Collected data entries

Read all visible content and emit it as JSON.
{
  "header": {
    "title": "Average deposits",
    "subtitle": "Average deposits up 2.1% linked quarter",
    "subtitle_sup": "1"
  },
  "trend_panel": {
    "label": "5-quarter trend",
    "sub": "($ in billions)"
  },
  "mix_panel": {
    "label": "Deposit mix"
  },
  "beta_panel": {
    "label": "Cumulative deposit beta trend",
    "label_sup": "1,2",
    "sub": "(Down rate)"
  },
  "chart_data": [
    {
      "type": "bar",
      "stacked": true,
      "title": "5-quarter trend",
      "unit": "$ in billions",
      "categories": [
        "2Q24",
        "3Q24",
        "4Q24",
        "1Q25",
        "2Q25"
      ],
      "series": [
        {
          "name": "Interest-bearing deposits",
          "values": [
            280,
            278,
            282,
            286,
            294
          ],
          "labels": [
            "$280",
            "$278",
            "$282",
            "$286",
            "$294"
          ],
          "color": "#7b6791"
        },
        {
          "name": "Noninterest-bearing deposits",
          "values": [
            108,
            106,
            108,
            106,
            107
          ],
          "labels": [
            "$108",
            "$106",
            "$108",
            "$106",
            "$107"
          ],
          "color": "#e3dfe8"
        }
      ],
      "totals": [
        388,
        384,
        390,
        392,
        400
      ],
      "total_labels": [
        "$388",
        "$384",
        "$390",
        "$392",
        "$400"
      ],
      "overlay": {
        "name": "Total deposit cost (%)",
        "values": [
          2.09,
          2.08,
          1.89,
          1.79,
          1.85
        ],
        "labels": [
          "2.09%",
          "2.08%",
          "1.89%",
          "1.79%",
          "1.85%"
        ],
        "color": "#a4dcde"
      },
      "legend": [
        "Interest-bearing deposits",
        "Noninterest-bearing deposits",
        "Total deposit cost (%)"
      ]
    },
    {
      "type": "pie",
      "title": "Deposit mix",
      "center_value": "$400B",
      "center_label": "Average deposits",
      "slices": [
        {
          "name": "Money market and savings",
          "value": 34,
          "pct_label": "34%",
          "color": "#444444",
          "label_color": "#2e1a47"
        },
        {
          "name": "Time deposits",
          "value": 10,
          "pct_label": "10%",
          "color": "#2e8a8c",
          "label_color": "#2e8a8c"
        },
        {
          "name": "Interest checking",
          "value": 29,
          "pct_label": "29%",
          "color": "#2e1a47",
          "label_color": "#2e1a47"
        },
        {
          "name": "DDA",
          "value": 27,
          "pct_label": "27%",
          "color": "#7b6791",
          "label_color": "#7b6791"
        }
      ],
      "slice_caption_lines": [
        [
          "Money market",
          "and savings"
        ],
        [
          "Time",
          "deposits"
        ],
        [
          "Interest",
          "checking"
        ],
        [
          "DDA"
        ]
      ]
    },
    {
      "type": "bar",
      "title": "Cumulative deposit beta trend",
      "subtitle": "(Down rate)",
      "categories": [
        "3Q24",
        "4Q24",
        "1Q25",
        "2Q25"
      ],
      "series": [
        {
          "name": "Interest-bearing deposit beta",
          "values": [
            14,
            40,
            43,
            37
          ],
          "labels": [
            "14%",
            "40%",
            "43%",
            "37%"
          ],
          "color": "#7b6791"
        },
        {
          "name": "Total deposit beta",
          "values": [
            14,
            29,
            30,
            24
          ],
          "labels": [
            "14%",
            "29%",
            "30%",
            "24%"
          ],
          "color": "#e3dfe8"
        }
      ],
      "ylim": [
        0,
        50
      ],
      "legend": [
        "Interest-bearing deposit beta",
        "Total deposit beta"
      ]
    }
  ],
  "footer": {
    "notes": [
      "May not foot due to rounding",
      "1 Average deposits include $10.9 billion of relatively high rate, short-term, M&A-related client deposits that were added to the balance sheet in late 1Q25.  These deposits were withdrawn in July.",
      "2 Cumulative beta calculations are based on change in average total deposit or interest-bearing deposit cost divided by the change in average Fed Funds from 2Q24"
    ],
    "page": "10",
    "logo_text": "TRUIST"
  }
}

WHAT YOU HAVE TO DO
Where a line in the material contains "bearing", copy that line.

SOLVED EXERCISE
          "name": "Interest-bearing deposits",
          "name": "Noninterest-bearing deposits",
        "Interest-bearing deposits",
        "Noninterest-bearing deposits",
          "name": "Interest-bearing deposit beta",
        "Interest-bearing deposit beta",
      "2 Cumulative beta calculations are based on change in average total deposit or interest-bearing deposit cost divided by the change in average Fed Funds from 2Q24"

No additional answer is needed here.